Problem to solve >>
Quote the lines from the one containing "- action-count: 42: [300, 432, 313, 443]" through the one containing "- zone-number: 25: [486, 106, 502, 121]", inclusive, reproducing them without any change.

Stored records >>
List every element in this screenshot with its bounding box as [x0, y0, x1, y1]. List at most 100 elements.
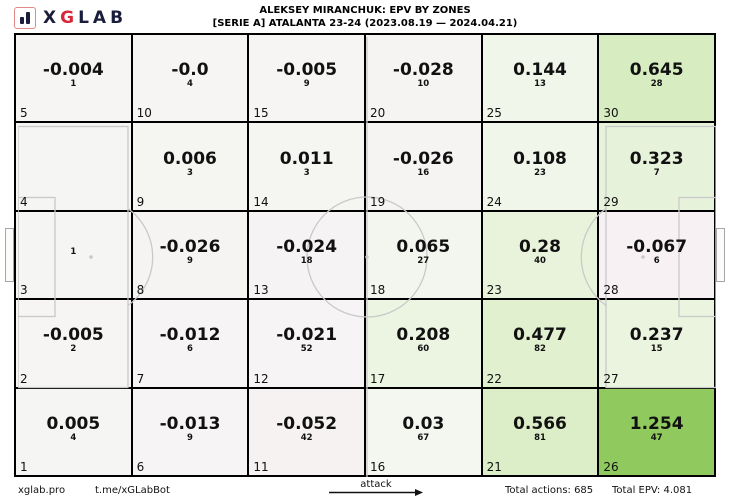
- action-count: 42: [300, 432, 313, 443]
- telegram-bot-link: t.me/xGLabBot: [95, 485, 170, 496]
- zone-number: 21: [486, 460, 502, 474]
- zone-cell-2: -0.005 2 2: [16, 300, 131, 387]
- epv-value: -0.021: [276, 325, 338, 346]
- zone-number: 24: [486, 194, 502, 209]
- action-count: 9: [187, 432, 193, 443]
- zone-number: 25: [486, 106, 502, 121]
- zone-cell-19: -0.026 16 19: [365, 123, 481, 210]
- epv-value: -0.052: [276, 413, 338, 434]
- epv-value: 0.006: [163, 148, 217, 169]
- zone-cell-24: 0.108 23 24: [482, 123, 598, 210]
- action-count: 81: [534, 432, 546, 443]
- zone-cell-21: 0.566 81 21: [482, 388, 598, 475]
- action-count: 18: [300, 255, 313, 266]
- action-count: 9: [303, 79, 310, 90]
- goal-left: [5, 228, 14, 282]
- action-count: 13: [534, 79, 546, 90]
- epv-value: 0.144: [513, 60, 567, 81]
- action-count: 27: [417, 255, 430, 266]
- zone-number: 11: [253, 460, 269, 474]
- zone-cell-9: 0.006 3 9: [132, 123, 248, 210]
- zone-cell-14: 0.011 3 14: [249, 123, 364, 210]
- zone-number: 22: [486, 371, 502, 386]
- attack-direction: attack: [328, 479, 424, 497]
- zone-number: 16: [369, 460, 386, 474]
- action-count: 28: [650, 79, 663, 90]
- zones-grid: -0.004 1 5 -0.0 4 10 -0.005 9 15 -0.028 10 20 0.144 1…: [14, 33, 716, 477]
- action-count: 23: [534, 167, 546, 178]
- action-count: 10: [417, 79, 430, 90]
- zone-cell-29: 0.323 7 29: [599, 123, 714, 210]
- chart-subtitle: [SERIE A] ATALANTA 23-24 (2023.08.19 — 2…: [212, 18, 518, 29]
- zone-cell-10: -0.0 4 10: [132, 35, 248, 122]
- site-link: xglab.pro: [18, 485, 66, 496]
- zone-cell-7: -0.012 6 7: [132, 300, 248, 387]
- epv-value: 0.065: [396, 236, 451, 257]
- zone-cell-22: 0.477 82 22: [482, 300, 598, 387]
- epv-value: 0.566: [513, 413, 567, 434]
- zone-number: 23: [486, 283, 502, 298]
- zone-number: 17: [369, 371, 386, 386]
- epv-value: -0.005: [276, 60, 338, 81]
- epv-value: -0.012: [159, 325, 221, 346]
- action-count: 67: [417, 432, 430, 443]
- action-count: 60: [417, 344, 430, 355]
- epv-value: -0.0: [171, 60, 209, 81]
- epv-value: -0.067: [626, 236, 688, 257]
- zone-cell-18: 0.065 27 18: [365, 211, 481, 299]
- zone-number: 7: [136, 371, 145, 386]
- action-count: 1: [70, 246, 77, 257]
- action-count: 6: [653, 255, 660, 266]
- zone-number: 19: [369, 194, 386, 209]
- epv-value: 1.254: [629, 413, 684, 434]
- zone-cell-8: -0.026 9 8: [132, 211, 248, 299]
- zone-number: 29: [603, 194, 619, 209]
- zone-number: 2: [20, 371, 28, 386]
- zone-cell-30: 0.645 28 30: [599, 35, 714, 122]
- zone-number: 30: [603, 106, 619, 121]
- chart-titles: ALEKSEY MIRANCHUK: EPV BY ZONES [SERIE A…: [0, 4, 730, 30]
- action-count: 47: [650, 432, 663, 443]
- zone-cell-17: 0.208 60 17: [365, 300, 481, 387]
- zone-cell-6: -0.013 9 6: [132, 388, 248, 475]
- zone-cell-27: 0.237 15 27: [599, 300, 714, 387]
- zone-number: 13: [253, 283, 269, 298]
- zone-number: 6: [136, 460, 145, 474]
- total-epv: Total EPV: 4.081: [612, 485, 693, 496]
- epv-value: 0.208: [396, 325, 451, 346]
- zone-cell-15: -0.005 9 15: [249, 35, 364, 122]
- zone-number: 18: [369, 283, 386, 298]
- action-count: 9: [187, 255, 193, 266]
- epv-value: 0.477: [513, 325, 567, 346]
- action-count: 7: [653, 167, 660, 178]
- zone-number: 12: [253, 371, 269, 386]
- epv-value: 0.237: [629, 325, 684, 346]
- zone-cell-13: -0.024 18 13: [249, 211, 364, 299]
- zone-cell-23: 0.28 40 23: [482, 211, 598, 299]
- zone-number: 4: [20, 194, 28, 209]
- xglab-logo: XGLAB: [14, 7, 127, 29]
- epv-value: 0.323: [629, 148, 684, 169]
- epv-value: 0.108: [513, 148, 567, 169]
- zone-cell-11: -0.052 42 11: [249, 388, 364, 475]
- xglab-logo-text: XGLAB: [43, 8, 128, 28]
- zone-cell-4: 4: [16, 123, 131, 210]
- zone-number: 8: [136, 283, 145, 298]
- zone-number: 10: [136, 106, 152, 121]
- zone-number: 15: [253, 106, 269, 121]
- zone-number: 5: [20, 106, 28, 121]
- action-count: 15: [650, 344, 663, 355]
- action-count: 40: [534, 255, 546, 266]
- action-count: 3: [187, 167, 193, 178]
- zone-cell-26: 1.254 47 26: [599, 388, 714, 475]
- chart-title: ALEKSEY MIRANCHUK: EPV BY ZONES: [259, 5, 471, 16]
- epv-value: 0.005: [46, 413, 101, 434]
- action-count: 52: [300, 344, 313, 355]
- bar-chart-icon: [14, 7, 36, 29]
- epv-value: -0.026: [159, 236, 221, 257]
- zone-cell-16: 0.03 67 16: [365, 388, 481, 475]
- epv-value: 0.645: [629, 60, 684, 81]
- goal-right: [716, 228, 725, 282]
- epv-value: -0.013: [159, 413, 221, 434]
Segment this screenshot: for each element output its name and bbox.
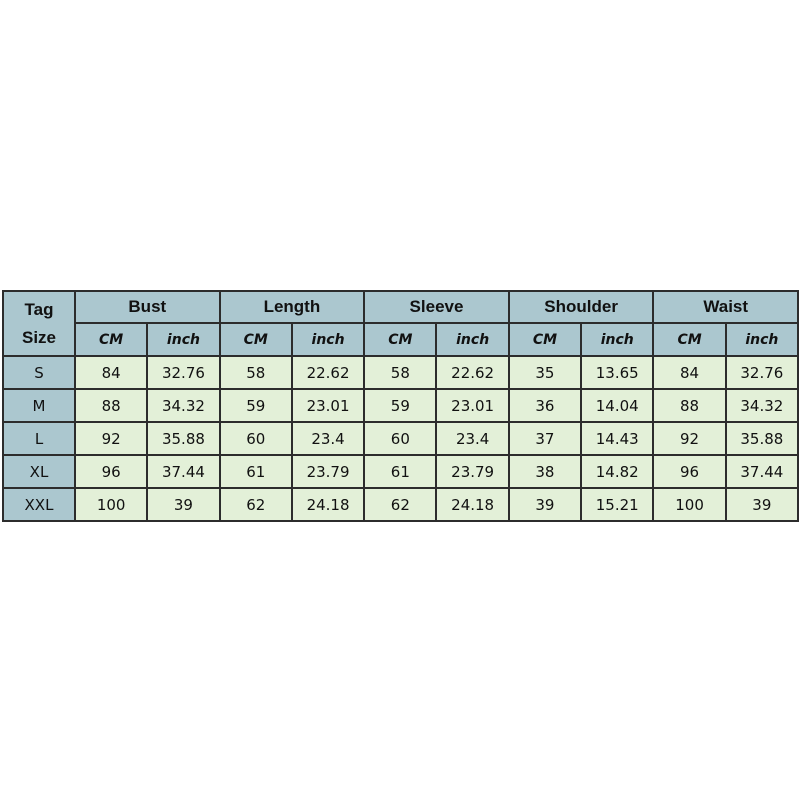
unit-header-row: CM inch CM inch CM inch CM inch CM inch: [3, 322, 800, 357]
measurement: 38: [507, 454, 583, 489]
size-row: XL 96 37.44 61 23.79 61 23.79 38 14.82 96 37.44: [2, 454, 800, 489]
measurement: 34.32: [146, 388, 221, 423]
measurement: 60: [218, 421, 293, 456]
measurement: 88: [73, 388, 149, 423]
measurement: 23.4: [290, 421, 366, 456]
unit-header: CM: [652, 322, 727, 357]
unit-header: inch: [146, 322, 221, 357]
measurement: 35.88: [724, 421, 800, 456]
measurement: 84: [73, 355, 149, 390]
size-label: XXL: [2, 487, 76, 522]
unit-header: CM: [363, 322, 438, 357]
measurement: 58: [218, 355, 293, 390]
measurement: 22.62: [290, 355, 366, 390]
measurement: 88: [652, 388, 727, 423]
measurement: 96: [652, 454, 727, 489]
measurement: 62: [218, 487, 293, 522]
measurement: 23.01: [290, 388, 366, 423]
measurement: 14.04: [580, 388, 655, 423]
size-label: L: [2, 421, 76, 456]
measurement: 34.32: [724, 388, 800, 423]
measurement: 96: [73, 454, 149, 489]
group-header: Waist: [652, 290, 799, 324]
size-row: M 88 34.32 59 23.01 59 23.01 36 14.04 88 34.32: [2, 388, 800, 423]
unit-header: CM: [218, 322, 293, 357]
measurement: 32.76: [724, 355, 800, 390]
measurement: 58: [363, 355, 438, 390]
measurement: 39: [146, 487, 221, 522]
unit-header: inch: [580, 322, 655, 357]
group-header-row: Tag Size Bust Length Sleeve Shoulder Waist: [2, 290, 799, 357]
measurement: 92: [73, 421, 149, 456]
unit-header: CM: [507, 322, 583, 357]
unit-header: inch: [290, 322, 366, 357]
unit-header: inch: [435, 322, 510, 357]
measurement: 36: [507, 388, 583, 423]
unit-header: CM: [73, 322, 149, 357]
size-row: L 92 35.88 60 23.4 60 23.4 37 14.43 92 35.88: [2, 421, 800, 456]
measurement: 59: [363, 388, 438, 423]
size-label: XL: [2, 454, 76, 489]
size-row: XXL 100 39 62 24.18 62 24.18 39 15.21 100 39: [2, 487, 800, 522]
size-chart: Tag Size Bust Length Sleeve Shoulder Waist C…: [2, 290, 800, 522]
size-label: M: [2, 388, 76, 423]
corner-header: Tag Size: [2, 290, 76, 357]
measurement: 13.65: [580, 355, 655, 390]
size-row: S 84 32.76 58 22.62 58 22.62 35 13.65 84 32.76: [2, 355, 800, 390]
measurement: 23.4: [435, 421, 510, 456]
table-body: S 84 32.76 58 22.62 58 22.62 35 13.65 84 32.76 M 88 3…: [2, 355, 800, 522]
measurement: 23.01: [435, 388, 510, 423]
measurement: 24.18: [435, 487, 510, 522]
measurement: 23.79: [290, 454, 366, 489]
measurement: 14.82: [580, 454, 655, 489]
measurement: 37: [507, 421, 583, 456]
measurement: 60: [363, 421, 438, 456]
measurement: 92: [652, 421, 727, 456]
unit-header: inch: [724, 322, 800, 357]
measurement: 61: [363, 454, 438, 489]
measurement: 15.21: [580, 487, 655, 522]
group-header: Bust: [74, 290, 221, 324]
measurement: 59: [218, 388, 293, 423]
measurement: 62: [363, 487, 438, 522]
measurement: 24.18: [290, 487, 366, 522]
measurement: 37.44: [146, 454, 221, 489]
measurement: 39: [724, 487, 800, 522]
group-header: Length: [218, 290, 366, 324]
measurement: 84: [652, 355, 727, 390]
group-header: Shoulder: [507, 290, 655, 324]
group-header: Sleeve: [363, 290, 510, 324]
measurement: 14.43: [580, 421, 655, 456]
measurement: 32.76: [146, 355, 221, 390]
measurement: 100: [652, 487, 727, 522]
measurement: 35: [507, 355, 583, 390]
measurement: 23.79: [435, 454, 510, 489]
measurement: 37.44: [724, 454, 800, 489]
measurement: 39: [507, 487, 583, 522]
size-label: S: [2, 355, 76, 390]
measurement: 61: [218, 454, 293, 489]
measurement: 100: [73, 487, 149, 522]
measurement: 22.62: [435, 355, 510, 390]
measurement: 35.88: [146, 421, 221, 456]
corner-text: Tag Size: [21, 299, 57, 347]
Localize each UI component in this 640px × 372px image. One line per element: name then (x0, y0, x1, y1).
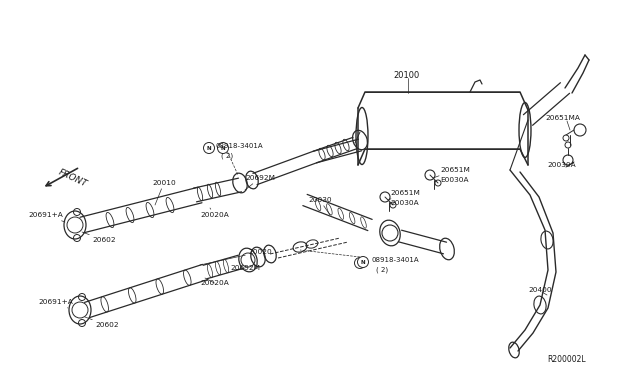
Circle shape (218, 142, 228, 154)
Text: 20400: 20400 (528, 287, 552, 293)
Text: 08918-3401A: 08918-3401A (371, 257, 419, 263)
Text: N: N (221, 145, 225, 151)
Text: 20651MA: 20651MA (545, 115, 580, 121)
Text: N: N (207, 145, 211, 151)
Text: FRONT: FRONT (57, 167, 89, 189)
Text: 20020A: 20020A (200, 208, 228, 218)
Text: 20030A: 20030A (390, 200, 419, 206)
Circle shape (355, 257, 365, 269)
Text: 08918-3401A: 08918-3401A (216, 143, 264, 149)
Text: 20692M: 20692M (245, 175, 275, 190)
Text: 20691+A: 20691+A (28, 212, 65, 222)
Text: N: N (361, 260, 365, 264)
Text: 20100: 20100 (393, 71, 419, 80)
Text: N: N (358, 260, 362, 266)
Text: 20020A: 20020A (200, 278, 228, 286)
Text: ( 2): ( 2) (376, 267, 388, 273)
Text: 20010: 20010 (152, 180, 176, 205)
Text: ( 2): ( 2) (221, 153, 233, 159)
Text: 20602: 20602 (82, 232, 116, 243)
Text: 20602: 20602 (85, 317, 118, 328)
Text: 20030: 20030 (308, 197, 332, 215)
Text: R200002L: R200002L (547, 356, 586, 365)
Text: E0030A: E0030A (440, 177, 468, 183)
Text: 20020: 20020 (200, 249, 272, 265)
Text: 20030A: 20030A (547, 162, 575, 168)
Circle shape (358, 257, 369, 267)
Text: 20692M: 20692M (230, 265, 260, 271)
Circle shape (204, 142, 214, 154)
Text: 20691+A: 20691+A (38, 299, 73, 308)
Text: 20651M: 20651M (388, 190, 420, 200)
Text: 20651M: 20651M (433, 167, 470, 178)
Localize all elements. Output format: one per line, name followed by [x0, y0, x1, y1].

Exercise result >>
- action-count: 42: [300, 432, 313, 443]
- telegram-bot-link: t.me/xGLabBot: [95, 485, 170, 496]
- zone-number: 21: [486, 460, 502, 474]
- zone-cell-2: -0.005 2 2: [16, 300, 131, 387]
- epv-value: -0.021: [276, 325, 338, 346]
- zone-number: 24: [486, 194, 502, 209]
- action-count: 9: [187, 432, 193, 443]
- zone-number: 25: [486, 106, 502, 121]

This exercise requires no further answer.